--- Data supplied ---
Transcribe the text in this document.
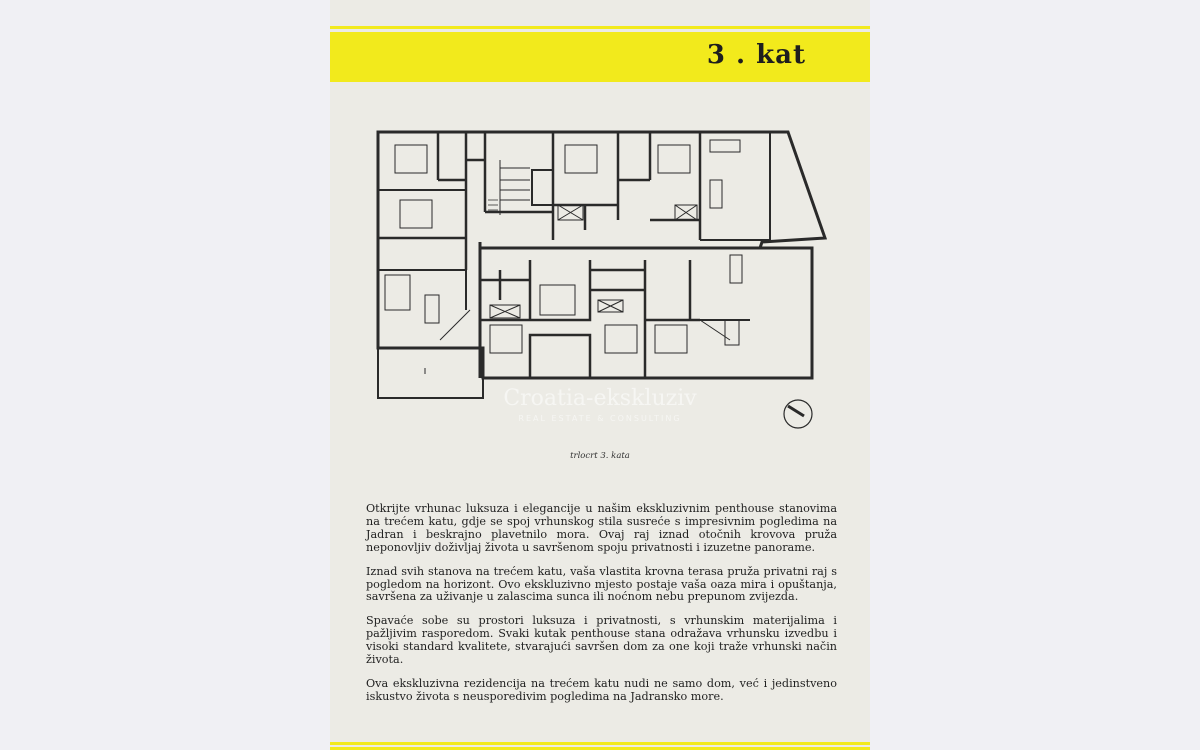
3 . kat
Croatia-ekskluziv
REAL ESTATE & CONSULTING
trlocrt 3. kata

Otkrijte vrhunac luksuza i elegancije u našim ekskluzivnim penthouse stanovima na trećem katu, gdje se spoj vrhunskog stila susreće s impresivnim pogledima na Jadran i beskrajno plavetnilo mora. Ovaj raj iznad otočnih krovova pruža neponovljiv doživljaj života u savršenom spoju privatnosti i izuzetne panorame.

Iznad svih stanova na trećem katu, vaša vlastita krovna terasa pruža privatni raj s pogledom na horizont. Ovo ekskluzivno mjesto postaje vaša oaza mira i opuštanja, savršena za uživanje u zalascima sunca ili noćnom nebu prepunom zvijezda.

Spavaće sobe su prostori luksuza i privatnosti, s vrhunskim materijalima i pažljivim rasporedom. Svaki kutak penthouse stana odražava vrhunsku izvedbu i visoki standard kvalitete, stvarajući savršen dom za one koji traže vrhunski način života.

Ova ekskluzivna rezidencija na trećem katu nudi ne samo dom, već i jedinstveno iskustvo života s neusporedivim pogledima na Jadransko more.
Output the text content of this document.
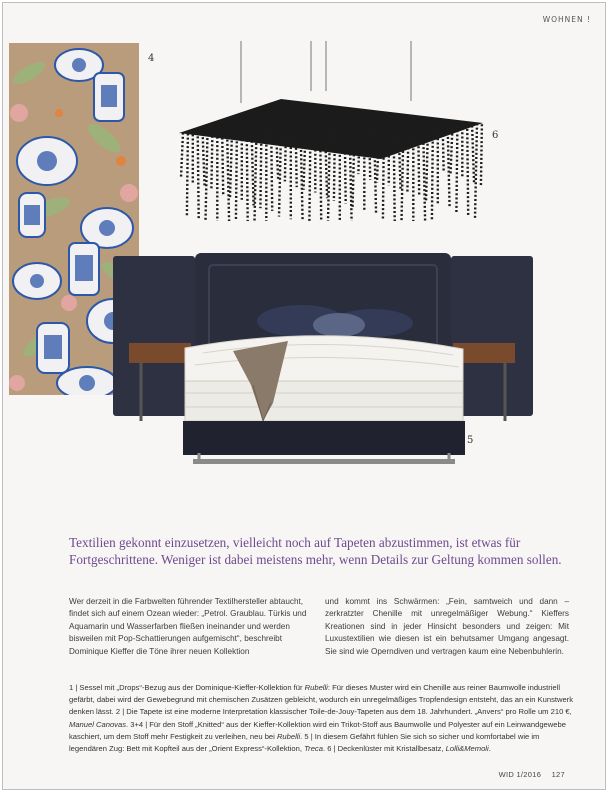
WOHNEN !
4
6
5
Textilien gekonnt einzusetzen, vielleicht noch auf Tapeten abzustimmen, ist etwas für Fortgeschrittene. Weniger ist dabei meistens mehr, wenn Details zur Geltung kommen sollen.
Wer derzeit in die Farbwelten führender Textilhersteller abtaucht, findet sich auf einem Ozean wieder: „Petrol. Graublau. Türkis und Aquamarin und Wasserfarben fließen ineinander und werden bisweilen mit Pop-Schattierungen aufgemischt“, beschreibt Dominique Kieffer die Töne ihrer neuen Kollektion
und kommt ins Schwärmen: „Fein, samtweich und dann – zerkratzter Chenille mit unregelmäßiger Webung.“ Kieffers Kreationen sind in jeder Hinsicht besonders und zeigen: Mit Luxustextilien wie diesen ist ein behutsamer Umgang angesagt. Sie sind wie Operndiven und vertragen kaum eine Nebenbuhlerin.
1 | Sessel mit „Drops“-Bezug aus der Dominique-Kieffer-Kollektion für Rubelli: Für dieses Muster wird ein Chenille aus reiner Baumwolle industriell gefärbt, dabei wird der Gewebegrund mit chemischen Zusätzen gebleicht, wodurch ein unregelmäßiges Tropfendesign entsteht, das an ein Kunstwerk denken lässt. 2 | Die Tapete ist eine moderne Interpretation klassischer Toile-de-Jouy-Tapeten aus dem 18. Jahrhundert. „Anvers“ pro Rolle um 210 €, Manuel Canovas. 3+4 | Für den Stoff „Knitted“ aus der Kieffer-Kollektion wird ein Trikot-Stoff aus Baumwolle und Polyester auf ein Leinwandgewebe kaschiert, um dem Stoff mehr Festigkeit zu verleihen, neu bei Rubelli. 5 | In diesem Gefährt fühlen Sie sich so sicher und komfortabel wie im legendären Zug: Bett mit Kopfteil aus der „Orient Express“-Kollektion, Treca. 6 | Deckenlüster mit Kristallbesatz, Lolli&Memoli.
WID 1/2016 127
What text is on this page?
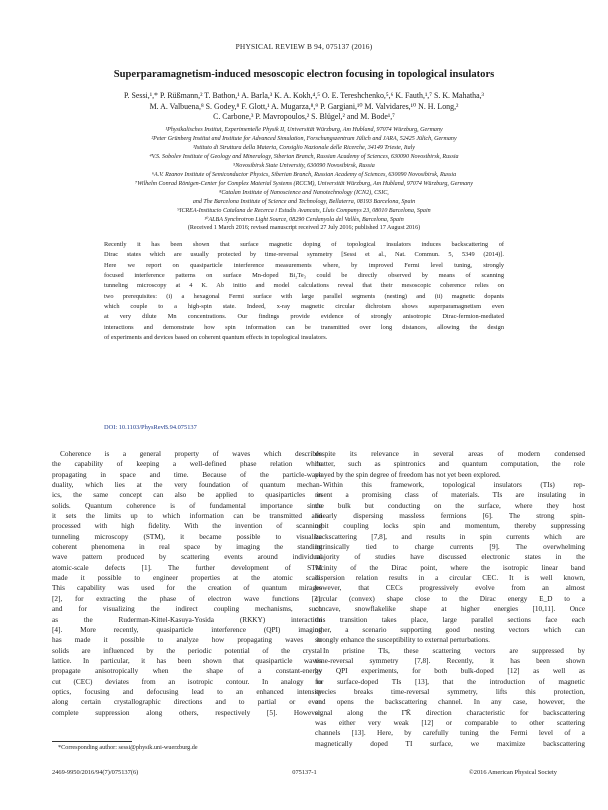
PHYSICAL REVIEW B 94, 075137 (2016)
Superparamagnetism-induced mesoscopic electron focusing in topological insulators
P. Sessi,¹,* P. Rüßmann,² T. Bathon,¹ A. Barla,³ K. A. Kokh,⁴,⁵ O. E. Tereshchenko,⁵,⁶ K. Fauth,¹,⁷ S. K. Mahatha,³
M. A. Valbuena,⁸ S. Godey,⁸ F. Glott,¹ A. Mugarza,⁸,⁹ P. Gargiani,¹⁰ M. Valvidares,¹⁰ N. H. Long,²
C. Carbone,³ P. Mavropoulos,² S. Blügel,² and M. Bode¹,⁷
¹Physikalisches Institut, Experimentelle Physik II, Universität Würzburg, Am Hubland, 97074 Würzburg, Germany
²Peter Grünberg Institut and Institute for Advanced Simulation, Forschungszentrum Jülich and JARA, 52425 Jülich, Germany
³Istituto di Struttura della Materia, Consiglio Nazionale delle Ricerche, 34149 Trieste, Italy
⁴V.S. Sobolev Institute of Geology and Mineralogy, Siberian Branch, Russian Academy of Sciences, 630090 Novosibirsk, Russia
⁵Novosibirsk State University, 630090 Novosibirsk, Russia
⁶A.V. Rzanov Institute of Semiconductor Physics, Siberian Branch, Russian Academy of Sciences, 630090 Novosibirsk, Russia
⁷Wilhelm Conrad Röntgen-Center for Complex Material Systems (RCCM), Universität Würzburg, Am Hubland, 97074 Würzburg, Germany
⁸Catalan Institute of Nanoscience and Nanotechnology (ICN2), CSIC,
and The Barcelona Institute of Science and Technology, Bellaterra, 08193 Barcelona, Spain
⁹ICREA-Institucio Catalana de Recerca i Estudis Avancats, Lluis Companys 23, 08010 Barcelona, Spain
¹⁰ALBA Synchrotron Light Source, 08290 Cerdanyola del Vallès, Barcelona, Spain
(Received 1 March 2016; revised manuscript received 27 July 2016; published 17 August 2016)
Recently it has been shown that surface magnetic doping of topological insulators induces backscattering of
Dirac states which are usually protected by time-reversal symmetry [Sessi et al., Nat. Commun. 5, 5349 (2014)].
Here we report on quasiparticle interference measurements where, by improved Fermi level tuning, strongly
focused interference patterns on surface Mn-doped Bi₂Te₃ could be directly observed by means of scanning
tunneling microscopy at 4 K. Ab initio and model calculations reveal that their mesoscopic coherence relies on
two prerequisites: (i) a hexagonal Fermi surface with large parallel segments (nesting) and (ii) magnetic dopants
which couple to a high-spin state. Indeed, x-ray magnetic circular dichroism shows superparamagnetism even
at very dilute Mn concentrations. Our findings provide evidence of strongly anisotropic Dirac-fermion-mediated
interactions and demonstrate how spin information can be transmitted over long distances, allowing the design
of experiments and devices based on coherent quantum effects in topological insulators.
DOI: 10.1103/PhysRevB.94.075137
Coherence is a general property of waves which describes
the capability of keeping a well-defined phase relation while
propagating in space and time. Because of the particle-wave
duality, which lies at the very foundation of quantum mechan-
ics, the same concept can also be applied to quasiparticles in
solids. Quantum coherence is of fundamental importance since
it sets the limits up to which information can be transmitted and
processed with high fidelity. With the invention of scanning
tunneling microscopy (STM), it became possible to visualize
coherent phenomena in real space by imaging the standing
wave pattern produced by scattering events around individual
atomic-scale defects [1]. The further development of STM
made it possible to engineer properties at the atomic scale.
This capability was used for the creation of quantum mirages
[2], for extracting the phase of electron wave functions [3],
and for visualizing the indirect coupling mechanisms, such
as the Ruderman-Kittel-Kasuya-Yosida (RKKY) interaction
[4]. More recently, quasiparticle interference (QPI) imaging
has made it possible to analyze how propagating waves in
solids are influenced by the periodic potential of the crystal
lattice. In particular, it has been shown that quasiparticle waves
propagate anisotropically when the shape of a constant-energy
cut (CEC) deviates from an isotropic contour. In analogy to
optics, focusing and defocusing lead to an enhanced intensity
along certain crystallographic directions and to partial or even
complete suppression along others, respectively [5]. However,
despite its relevance in several areas of modern condensed
matter, such as spintronics and quantum computation, the role
played by the spin degree of freedom has not yet been explored.
Within this framework, topological insulators (TIs) rep-
resent a promising class of materials. TIs are insulating in
the bulk but conducting on the surface, where they host
linearly dispersing massless fermions [6]. The strong spin-
orbit coupling locks spin and momentum, thereby suppressing
backscattering [7,8], and results in spin currents which are
intrinsically tied to charge currents [9]. The overwhelming
majority of studies have discussed electronic states in the
vicinity of the Dirac point, where the isotropic linear band
dispersion relation results in a circular CEC. It is well known,
however, that CECs progressively evolve from an almost
circular (convex) shape close to the Dirac energy E_D to a
concave, snowflakelike shape at higher energies [10,11]. Once
this transition takes place, large parallel sections face each
other, a scenario supporting good nesting vectors which can
strongly enhance the susceptibility to external perturbations.
In pristine TIs, these scattering vectors are suppressed by
time-reversal symmetry [7,8]. Recently, it has been shown
by QPI experiments, for both bulk-doped [12] as well as
for surface-doped TIs [13], that the introduction of magnetic
species breaks time-reversal symmetry, lifts this protection,
and opens the backscattering channel. In any case, however, the
signal along the Γ̄K̄ direction characteristic for backscattering
was either very weak [12] or comparable to other scattering
channels [13]. Here, by carefully tuning the Fermi level of a
magnetically doped TI surface, we maximize backscattering
*Corresponding author: sessi@physik.uni-wuerzburg.de
2469-9950/2016/94(7)/075137(6)	075137-1	©2016 American Physical Society
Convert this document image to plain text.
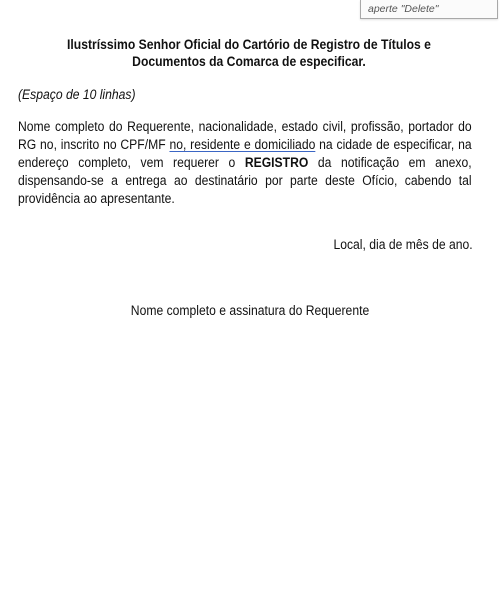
aperte "Delete"
Ilustríssimo Senhor Oficial do Cartório de Registro de Títulos e Documentos da Comarca de especificar.
(Espaço de 10 linhas)
Nome completo do Requerente, nacionalidade, estado civil, profissão, portador do RG no, inscrito no CPF/MF no, residente e domiciliado na cidade de especificar, na endereço completo, vem requerer o REGISTRO da notificação em anexo, dispensando-se a entrega ao destinatário por parte deste Ofício, cabendo tal providência ao apresentante.
Local, dia de mês de ano.
Nome completo e assinatura do Requerente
---
* _Given problem_
Leave out every picture and write out exactly the lines running from the line containing "Convert this document image to plain text." to the end of the listing above.

* _Exercise response_
Convert this document image to plain text.
aperte "Delete"
Ilustríssimo Senhor Oficial do Cartório de Registro de Títulos e Documentos da Comarca de especificar.
(Espaço de 10 linhas)
Nome completo do Requerente, nacionalidade, estado civil, profissão, portador do RG no, inscrito no CPF/MF no, residente e domiciliado na cidade de especificar, na endereço completo, vem requerer o REGISTRO da notificação em anexo, dispensando-se a entrega ao destinatário por parte deste Ofício, cabendo tal providência ao apresentante.
Local, dia de mês de ano.
Nome completo e assinatura do Requerente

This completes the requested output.